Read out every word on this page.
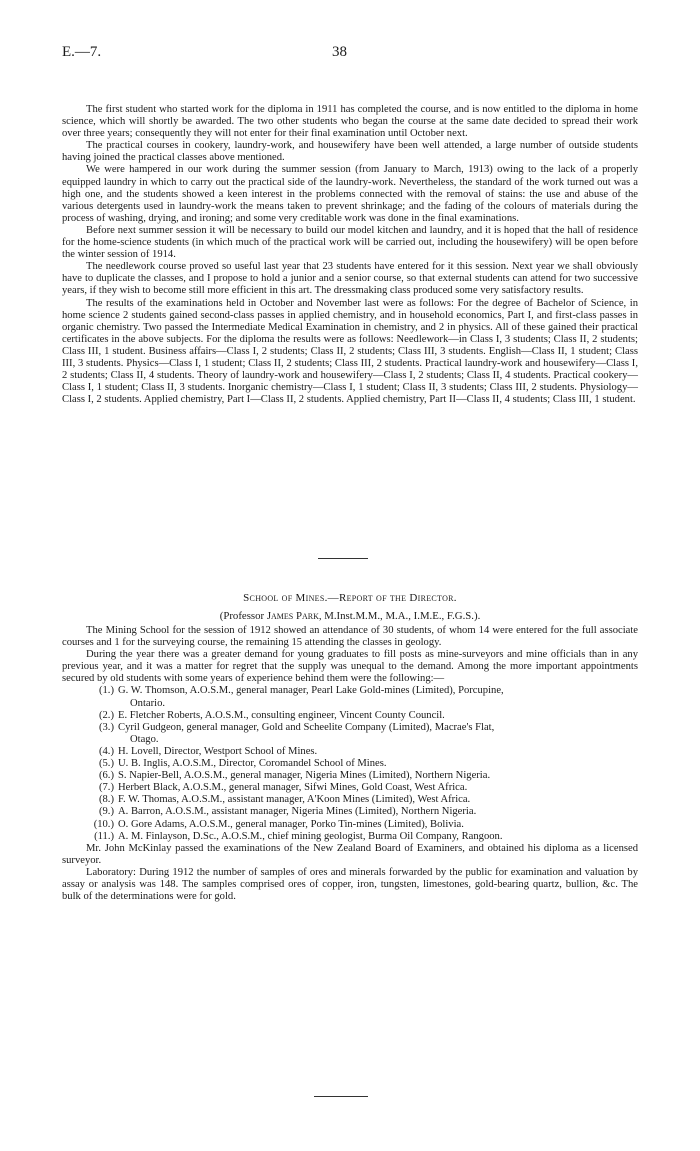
E.—7.	38

The first student who started work for the diploma in 1911 has completed the course, and is now entitled to the diploma in home science, which will shortly be awarded. The two other students who began the course at the same date decided to spread their work over three years; consequently they will not enter for their final examination until October next.

The practical courses in cookery, laundry-work, and housewifery have been well attended, a large number of outside students having joined the practical classes above mentioned.

We were hampered in our work during the summer session (from January to March, 1913) owing to the lack of a properly equipped laundry in which to carry out the practical side of the laundry-work. Nevertheless, the standard of the work turned out was a high one, and the students showed a keen interest in the problems connected with the removal of stains: the use and abuse of the various detergents used in laundry-work the means taken to prevent shrinkage; and the fading of the colours of materials during the process of washing, drying, and ironing; and some very creditable work was done in the final examinations.

Before next summer session it will be necessary to build our model kitchen and laundry, and it is hoped that the hall of residence for the home-science students (in which much of the practical work will be carried out, including the housewifery) will be open before the winter session of 1914.

The needlework course proved so useful last year that 23 students have entered for it this session. Next year we shall obviously have to duplicate the classes, and I propose to hold a junior and a senior course, so that external students can attend for two successive years, if they wish to become still more efficient in this art. The dressmaking class produced some very satisfactory results.

The results of the examinations held in October and November last were as follows: For the degree of Bachelor of Science, in home science 2 students gained second-class passes in applied chemistry, and in household economics, Part I, and first-class passes in organic chemistry. Two passed the Intermediate Medical Examination in chemistry, and 2 in physics. All of these gained their practical certificates in the above subjects. For the diploma the results were as follows: Needlework—in Class I, 3 students; Class II, 2 students; Class III, 1 student. Business affairs—Class I, 2 students; Class II, 2 students; Class III, 3 students. English—Class II, 1 student; Class III, 3 students. Physics—Class I, 1 student; Class II, 2 students; Class III, 2 students. Practical laundry-work and housewifery—Class I, 2 students; Class II, 4 students. Theory of laundry-work and housewifery—Class I, 2 students; Class II, 4 students. Practical cookery—Class I, 1 student; Class II, 3 students. Inorganic chemistry—Class I, 1 student; Class II, 3 students; Class III, 2 students. Physiology—Class I, 2 students. Applied chemistry, Part I—Class II, 2 students. Applied chemistry, Part II—Class II, 4 students; Class III, 1 student.

School of Mines.—Report of the Director.
(Professor James Park, M.Inst.M.M., M.A., I.M.E., F.G.S.).

The Mining School for the session of 1912 showed an attendance of 30 students, of whom 14 were entered for the full associate courses and 1 for the surveying course, the remaining 15 attending the classes in geology.

During the year there was a greater demand for young graduates to fill posts as mine-surveyors and mine officials than in any previous year, and it was a matter for regret that the supply was unequal to the demand. Among the more important appointments secured by old students with some years of experience behind them were the following:—

(1.) G. W. Thomson, A.O.S.M., general manager, Pearl Lake Gold-mines (Limited), Porcupine,
Ontario.
(2.) E. Fletcher Roberts, A.O.S.M., consulting engineer, Vincent County Council.
(3.) Cyril Gudgeon, general manager, Gold and Scheelite Company (Limited), Macrae's Flat,
Otago.
(4.) H. Lovell, Director, Westport School of Mines.
(5.) U. B. Inglis, A.O.S.M., Director, Coromandel School of Mines.
(6.) S. Napier-Bell, A.O.S.M., general manager, Nigeria Mines (Limited), Northern Nigeria.
(7.) Herbert Black, A.O.S.M., general manager, Sifwi Mines, Gold Coast, West Africa.
(8.) F. W. Thomas, A.O.S.M., assistant manager, A'Koon Mines (Limited), West Africa.
(9.) A. Barron, A.O.S.M., assistant manager, Nigeria Mines (Limited), Northern Nigeria.
(10.) O. Gore Adams, A.O.S.M., general manager, Porko Tin-mines (Limited), Bolivia.
(11.) A. M. Finlayson, D.Sc., A.O.S.M., chief mining geologist, Burma Oil Company, Rangoon.

Mr. John McKinlay passed the examinations of the New Zealand Board of Examiners, and obtained his diploma as a licensed surveyor.

Laboratory: During 1912 the number of samples of ores and minerals forwarded by the public for examination and valuation by assay or analysis was 148. The samples comprised ores of copper, iron, tungsten, limestones, gold-bearing quartz, bullion, &c. The bulk of the determinations were for gold.
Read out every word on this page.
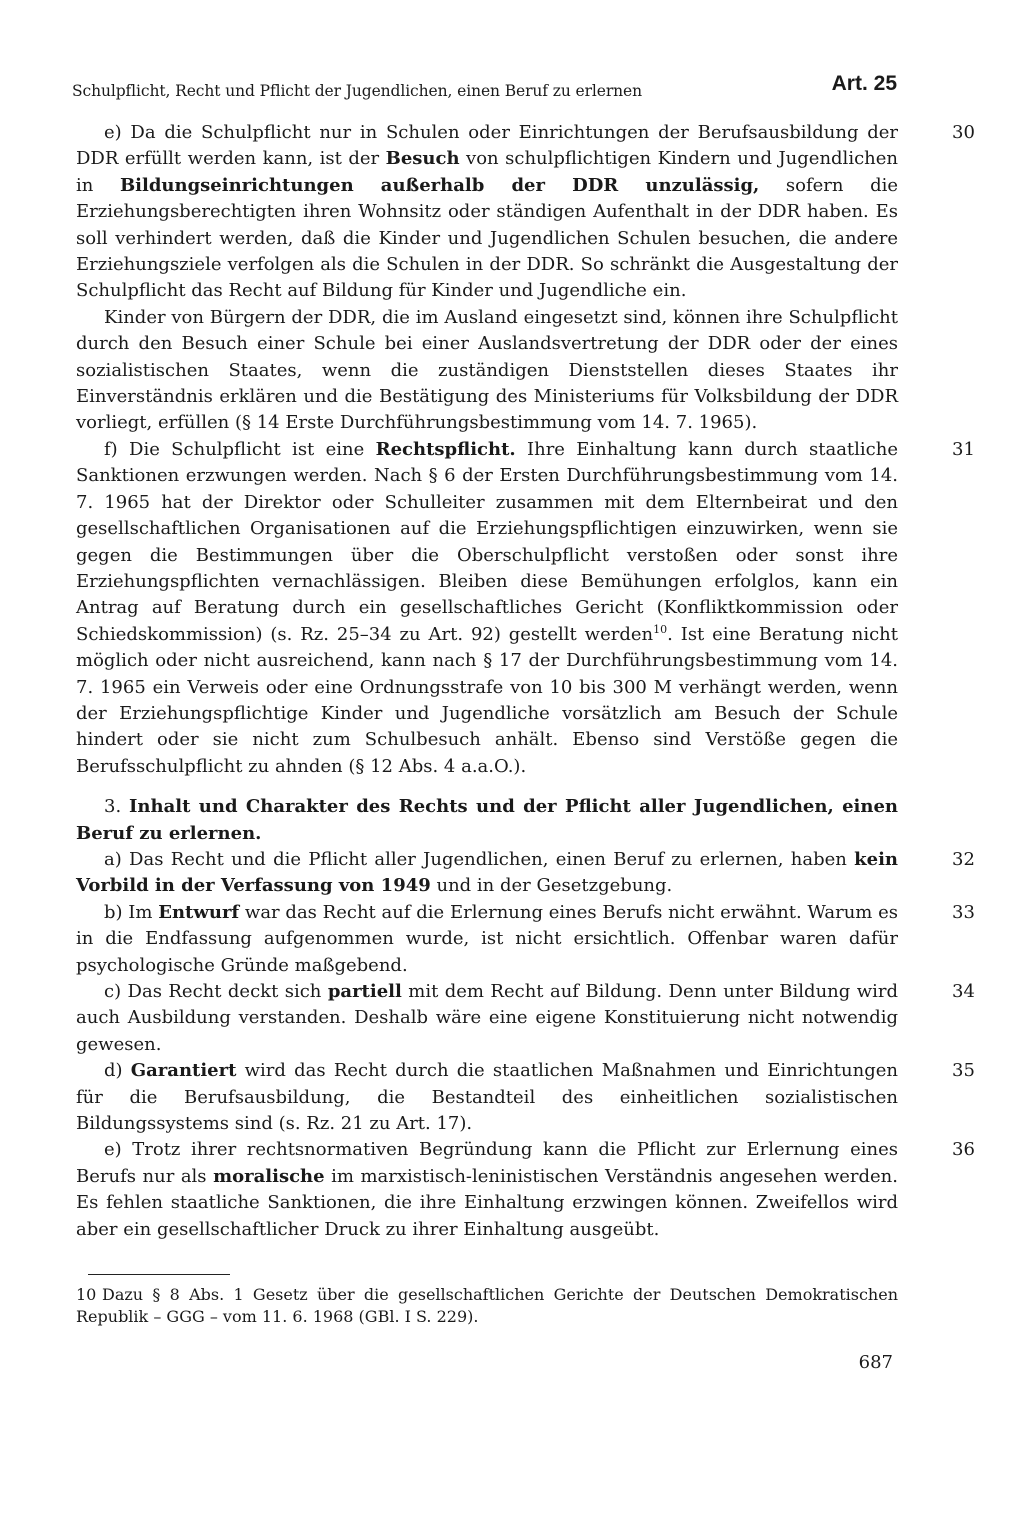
Schulpflicht, Recht und Pflicht der Jugendlichen, einen Beruf zu erlernen	Art. 25

e) Da die Schulpflicht nur in Schulen oder Einrichtungen der Berufsausbildung der DDR erfüllt werden kann, ist der Besuch von schulpflichtigen Kindern und Jugendlichen in Bildungseinrichtungen außerhalb der DDR unzulässig, sofern die Erziehungsberechtigten ihren Wohnsitz oder ständigen Aufenthalt in der DDR haben. Es soll verhindert werden, daß die Kinder und Jugendlichen Schulen besuchen, die andere Erziehungsziele verfolgen als die Schulen in der DDR. So schränkt die Ausgestaltung der Schulpflicht das Recht auf Bildung für Kinder und Jugendliche ein.
30

Kinder von Bürgern der DDR, die im Ausland eingesetzt sind, können ihre Schulpflicht durch den Besuch einer Schule bei einer Auslandsvertretung der DDR oder der eines sozialistischen Staates, wenn die zuständigen Dienststellen dieses Staates ihr Einverständnis erklären und die Bestätigung des Ministeriums für Volksbildung der DDR vorliegt, erfüllen (§ 14 Erste Durchführungsbestimmung vom 14. 7. 1965).

f) Die Schulpflicht ist eine Rechtspflicht. Ihre Einhaltung kann durch staatliche Sanktionen erzwungen werden. Nach § 6 der Ersten Durchführungsbestimmung vom 14. 7. 1965 hat der Direktor oder Schulleiter zusammen mit dem Elternbeirat und den gesellschaftlichen Organisationen auf die Erziehungspflichtigen einzuwirken, wenn sie gegen die Bestimmungen über die Oberschulpflicht verstoßen oder sonst ihre Erziehungspflichten vernachlässigen. Bleiben diese Bemühungen erfolglos, kann ein Antrag auf Beratung durch ein gesellschaftliches Gericht (Konfliktkommission oder Schiedskommission) (s. Rz. 25–34 zu Art. 92) gestellt werden$^{10}$. Ist eine Beratung nicht möglich oder nicht ausreichend, kann nach § 17 der Durchführungsbestimmung vom 14. 7. 1965 ein Verweis oder eine Ordnungsstrafe von 10 bis 300 M verhängt werden, wenn der Erziehungspflichtige Kinder und Jugendliche vorsätzlich am Besuch der Schule hindert oder sie nicht zum Schulbesuch anhält. Ebenso sind Verstöße gegen die Berufsschulpflicht zu ahnden (§ 12 Abs. 4 a.a.O.).
31

3. Inhalt und Charakter des Rechts und der Pflicht aller Jugendlichen, einen Beruf zu erlernen.

a) Das Recht und die Pflicht aller Jugendlichen, einen Beruf zu erlernen, haben kein Vorbild in der Verfassung von 1949 und in der Gesetzgebung.
32

b) Im Entwurf war das Recht auf die Erlernung eines Berufs nicht erwähnt. Warum es in die Endfassung aufgenommen wurde, ist nicht ersichtlich. Offenbar waren dafür psychologische Gründe maßgebend.
33

c) Das Recht deckt sich partiell mit dem Recht auf Bildung. Denn unter Bildung wird auch Ausbildung verstanden. Deshalb wäre eine eigene Konstituierung nicht notwendig gewesen.
34

d) Garantiert wird das Recht durch die staatlichen Maßnahmen und Einrichtungen für die Berufsausbildung, die Bestandteil des einheitlichen sozialistischen Bildungssystems sind (s. Rz. 21 zu Art. 17).
35

e) Trotz ihrer rechtsnormativen Begründung kann die Pflicht zur Erlernung eines Berufs nur als moralische im marxistisch-leninistischen Verständnis angesehen werden. Es fehlen staatliche Sanktionen, die ihre Einhaltung erzwingen können. Zweifellos wird aber ein gesellschaftlicher Druck zu ihrer Einhaltung ausgeübt.
36

10 Dazu § 8 Abs. 1 Gesetz über die gesellschaftlichen Gerichte der Deutschen Demokratischen Republik – GGG – vom 11. 6. 1968 (GBl. I S. 229).
687
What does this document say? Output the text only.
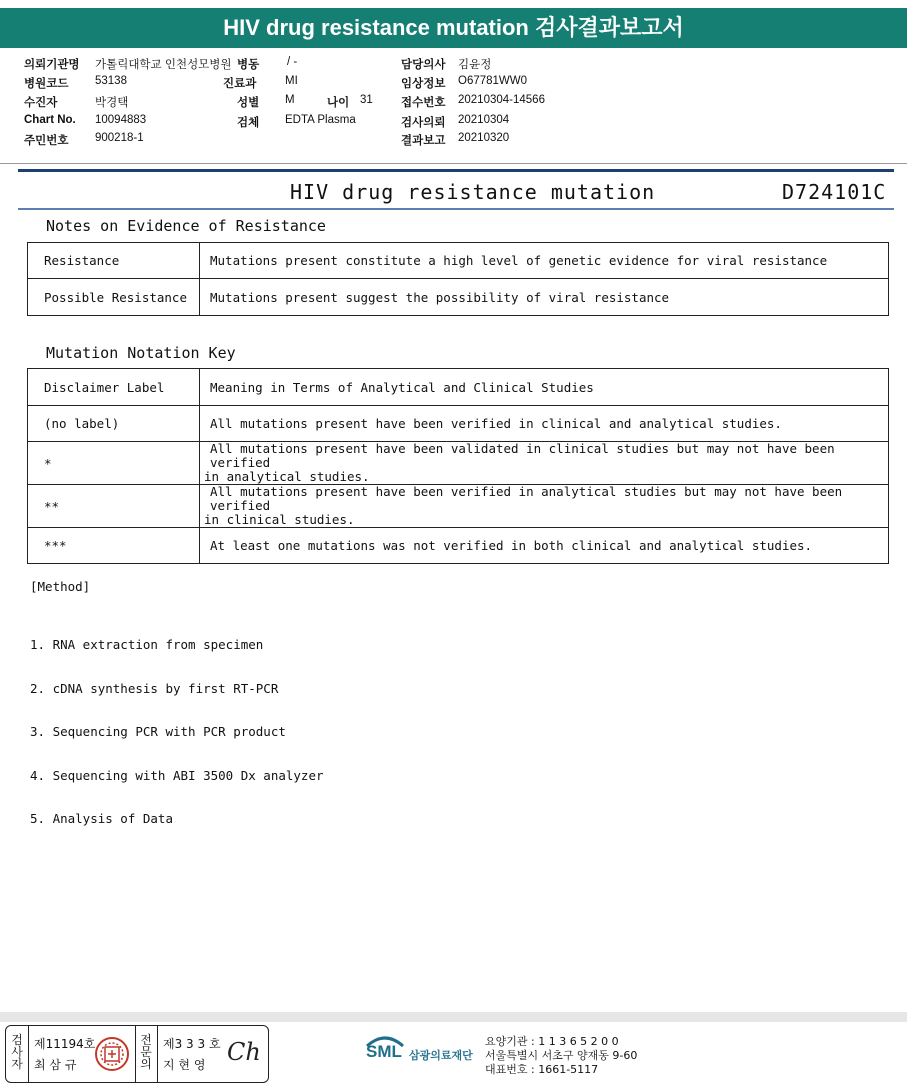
HIV drug resistance mutation 검사결과보고서
의뢰기관명 가톨릭대학교 인천성모병원
병원코드 53138
수진자	박경택
Chart No. 10094883
주민번호 900218-1
병동 / -
진료과 MI
성별 M	나이 31
검체 EDTA Plasma
담당의사 김윤정
임상정보 O67781WW0
접수번호 20210304-14566
검사의뢰 20210304
결과보고 20210320
HIV drug resistance mutation	D724101C
Notes on Evidence of Resistance
Resistance	Mutations present constitute a high level of genetic evidence for viral resistance
Possible Resistance	Mutations present suggest the possibility of viral resistance
Mutation Notation Key
Disclaimer Label	Meaning in Terms of Analytical and Clinical Studies
(no label)	All mutations present have been verified in clinical and analytical studies.
*	All mutations present have been validated in clinical studies but may not have been verified
in analytical studies.

**	All mutations present have been verified in analytical studies but may not have been verified
in clinical studies.

***	At least one mutations was not verified in both clinical and analytical studies.
[Method]

1. RNA extraction from specimen

2. cDNA synthesis by first RT-PCR

3. Sequencing PCR with PCR product

4. Sequencing with ABI 3500 Dx analyzer

5. Analysis of Data

검
사
자
제11194호
최 삼 규
전
문
의
제3 3 3 호
지 현 영 Ch	SML 삼광의료재단
요양기관 : 1 1 3 6 5 2 0 0
서울특별시 서초구 양재동 9-60
대표번호 : 1661-5117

==*==

■ **How to complete this task**
Using the entries above, find all lines with "housewifery". Copy them.

■ **Expected answer**
The practical courses in cookery, laundry-work, and housewifery have been well attended, a large number of outside students having joined the practical classes above mentioned.
Before next summer session it will be necessary to build our model kitchen and laundry, and it is hoped that the hall of residence for the home-science students (in which much of the practical work will be carried out, including the housewifery) will be open before the winter session of 1914.
The results of the examinations held in October and November last were as follows: For the degree of Bachelor of Science, in home science 2 students gained second-class passes in applied chemistry, and in household economics, Part I, and first-class passes in organic chemistry. Two passed the Intermediate Medical Examination in chemistry, and 2 in physics. All of these gained their practical certificates in the above subjects. For the diploma the results were as follows: Needlework—in Class I, 3 students; Class II, 2 students; Class III, 1 student. Business affairs—Class I, 2 students; Class II, 2 students; Class III, 3 students. English—Class II, 1 student; Class III, 3 students. Physics—Class I, 1 student; Class II, 2 students; Class III, 2 students. Practical laundry-work and housewifery—Class I, 2 students; Class II, 4 students. Theory of laundry-work and housewifery—Class I, 2 students; Class II, 4 students. Practical cookery—Class I, 1 student; Class II, 3 students. Inorganic chemistry—Class I, 1 student; Class II, 3 students; Class III, 2 students. Physiology—Class I, 2 students. Applied chemistry, Part I—Class II, 2 students. Applied chemistry, Part II—Class II, 4 students; Class III, 1 student.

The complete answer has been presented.